→ **DIRECTIVE**: Reproduce all the lines below exactly and omit the images.
— begin DATA IN THIS EXERCISE —
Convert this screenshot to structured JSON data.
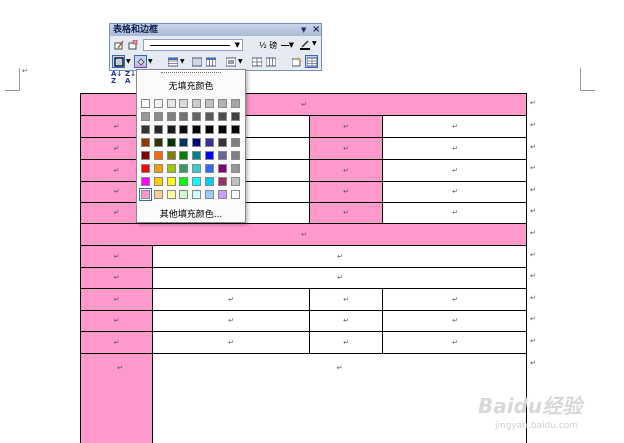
{
  "toolbar": {
    "title": "表格和边框",
    "line_weight": "½ 磅",
    "icons": [
      "draw-table-icon",
      "eraser-icon",
      "line-style-combo",
      "line-weight-combo",
      "border-color-icon",
      "outside-border-icon",
      "shading-color-icon",
      "insert-table-icon",
      "merge-cells-icon",
      "split-cells-icon",
      "align-icon",
      "distribute-rows-icon",
      "distribute-columns-icon",
      "autoformat-icon",
      "show-gridlines-icon",
      "sort-ascending-icon",
      "sort-descending-icon"
    ]
  },
  "dropdown": {
    "no_fill_label": "无填充颜色",
    "more_colors_label": "其他填充颜色...",
    "swatches": [
      [
        "#ffffff",
        "#f2f2f2",
        "#e6e6e6",
        "#d9d9d9",
        "#cccccc",
        "#c0c0c0",
        "#b3b3b3",
        "#a6a6a6"
      ],
      [
        "#999999",
        "#8c8c8c",
        "#808080",
        "#737373",
        "#666666",
        "#595959",
        "#4d4d4d",
        "#404040"
      ],
      [
        "#333333",
        "#262626",
        "#1a1a1a",
        "#0d0d0d",
        "#000000",
        "#000000",
        "#000000",
        "#000000"
      ],
      [
        "#993300",
        "#333300",
        "#003300",
        "#003366",
        "#000080",
        "#333399",
        "#333333",
        "#808080"
      ],
      [
        "#800000",
        "#ff6600",
        "#808000",
        "#008000",
        "#008080",
        "#0000ff",
        "#666699",
        "#808080"
      ],
      [
        "#ff0000",
        "#ff9900",
        "#99cc00",
        "#339966",
        "#33cccc",
        "#3366ff",
        "#800080",
        "#969696"
      ],
      [
        "#ff00ff",
        "#ffcc00",
        "#ffff00",
        "#00ff00",
        "#00ffff",
        "#00ccff",
        "#993366",
        "#c0c0c0"
      ],
      [
        "#ff99cc",
        "#ffcc99",
        "#ffff99",
        "#ccffcc",
        "#ccffff",
        "#99ccff",
        "#cc99ff",
        "#ffffff"
      ]
    ],
    "selected": "#ff99cc"
  },
  "document": {
    "cell_mark": "↵",
    "shading_color": "#ff99cc"
  },
  "watermark": {
    "brand": "Baidu经验",
    "sub": "jingyan.baidu.com"
  }
}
— end DATA IN THIS EXERCISE —
→ **TASK RESPONSE**:
Convert this screenshot to structured JSON data.
{
  "toolbar": {
    "title": "表格和边框",
    "line_weight": "½ 磅",
    "icons": [
      "draw-table-icon",
      "eraser-icon",
      "line-style-combo",
      "line-weight-combo",
      "border-color-icon",
      "outside-border-icon",
      "shading-color-icon",
      "insert-table-icon",
      "merge-cells-icon",
      "split-cells-icon",
      "align-icon",
      "distribute-rows-icon",
      "distribute-columns-icon",
      "autoformat-icon",
      "show-gridlines-icon",
      "sort-ascending-icon",
      "sort-descending-icon"
    ]
  },
  "dropdown": {
    "no_fill_label": "无填充颜色",
    "more_colors_label": "其他填充颜色...",
    "swatches": [
      [
        "#ffffff",
        "#f2f2f2",
        "#e6e6e6",
        "#d9d9d9",
        "#cccccc",
        "#c0c0c0",
        "#b3b3b3",
        "#a6a6a6"
      ],
      [
        "#999999",
        "#8c8c8c",
        "#808080",
        "#737373",
        "#666666",
        "#595959",
        "#4d4d4d",
        "#404040"
      ],
      [
        "#333333",
        "#262626",
        "#1a1a1a",
        "#0d0d0d",
        "#000000",
        "#000000",
        "#000000",
        "#000000"
      ],
      [
        "#993300",
        "#333300",
        "#003300",
        "#003366",
        "#000080",
        "#333399",
        "#333333",
        "#808080"
      ],
      [
        "#800000",
        "#ff6600",
        "#808000",
        "#008000",
        "#008080",
        "#0000ff",
        "#666699",
        "#808080"
      ],
      [
        "#ff0000",
        "#ff9900",
        "#99cc00",
        "#339966",
        "#33cccc",
        "#3366ff",
        "#800080",
        "#969696"
      ],
      [
        "#ff00ff",
        "#ffcc00",
        "#ffff00",
        "#00ff00",
        "#00ffff",
        "#00ccff",
        "#993366",
        "#c0c0c0"
      ],
      [
        "#ff99cc",
        "#ffcc99",
        "#ffff99",
        "#ccffcc",
        "#ccffff",
        "#99ccff",
        "#cc99ff",
        "#ffffff"
      ]
    ],
    "selected": "#ff99cc"
  },
  "document": {
    "cell_mark": "↵",
    "shading_color": "#ff99cc"
  },
  "watermark": {
    "brand": "Baidu经验",
    "sub": "jingyan.baidu.com"
  }
}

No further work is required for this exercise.